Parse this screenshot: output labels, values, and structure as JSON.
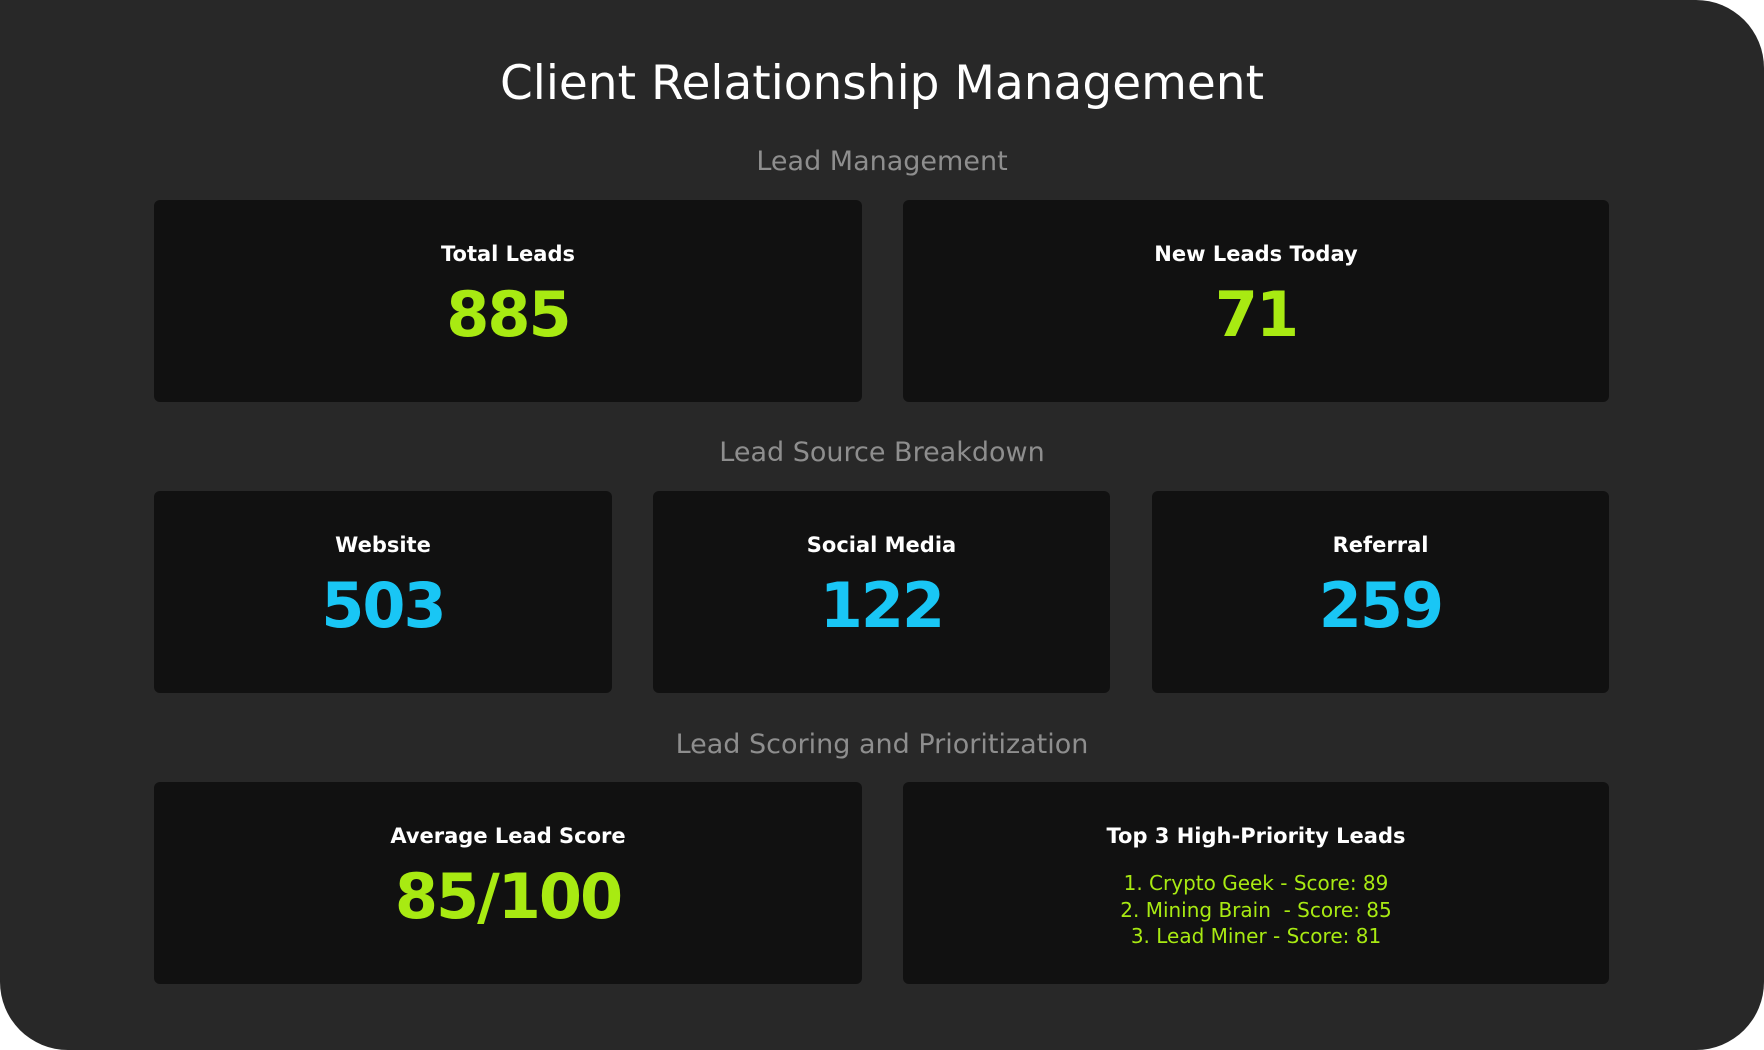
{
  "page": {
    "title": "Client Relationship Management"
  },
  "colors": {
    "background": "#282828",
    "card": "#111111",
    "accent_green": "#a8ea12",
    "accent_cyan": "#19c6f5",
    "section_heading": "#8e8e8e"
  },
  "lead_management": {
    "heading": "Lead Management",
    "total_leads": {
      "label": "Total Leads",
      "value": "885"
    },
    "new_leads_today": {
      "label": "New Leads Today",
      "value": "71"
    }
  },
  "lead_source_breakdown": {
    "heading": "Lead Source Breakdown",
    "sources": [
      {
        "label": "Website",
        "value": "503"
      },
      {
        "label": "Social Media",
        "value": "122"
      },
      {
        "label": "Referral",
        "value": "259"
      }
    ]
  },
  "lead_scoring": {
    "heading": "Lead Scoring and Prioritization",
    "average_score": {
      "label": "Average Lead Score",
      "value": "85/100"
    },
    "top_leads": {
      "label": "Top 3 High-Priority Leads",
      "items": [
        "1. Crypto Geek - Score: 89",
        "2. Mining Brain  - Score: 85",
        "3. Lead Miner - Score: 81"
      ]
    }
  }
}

*Aim of the task*
Transcribe all of the entries word for word, but skip any pictures they contain.

*Task solution*
Parse this screenshot: output labels, values, and structure as JSON.
{
  "page": {
    "title": "Client Relationship Management"
  },
  "colors": {
    "background": "#282828",
    "card": "#111111",
    "accent_green": "#a8ea12",
    "accent_cyan": "#19c6f5",
    "section_heading": "#8e8e8e"
  },
  "lead_management": {
    "heading": "Lead Management",
    "total_leads": {
      "label": "Total Leads",
      "value": "885"
    },
    "new_leads_today": {
      "label": "New Leads Today",
      "value": "71"
    }
  },
  "lead_source_breakdown": {
    "heading": "Lead Source Breakdown",
    "sources": [
      {
        "label": "Website",
        "value": "503"
      },
      {
        "label": "Social Media",
        "value": "122"
      },
      {
        "label": "Referral",
        "value": "259"
      }
    ]
  },
  "lead_scoring": {
    "heading": "Lead Scoring and Prioritization",
    "average_score": {
      "label": "Average Lead Score",
      "value": "85/100"
    },
    "top_leads": {
      "label": "Top 3 High-Priority Leads",
      "items": [
        "1. Crypto Geek - Score: 89",
        "2. Mining Brain  - Score: 85",
        "3. Lead Miner - Score: 81"
      ]
    }
  }
}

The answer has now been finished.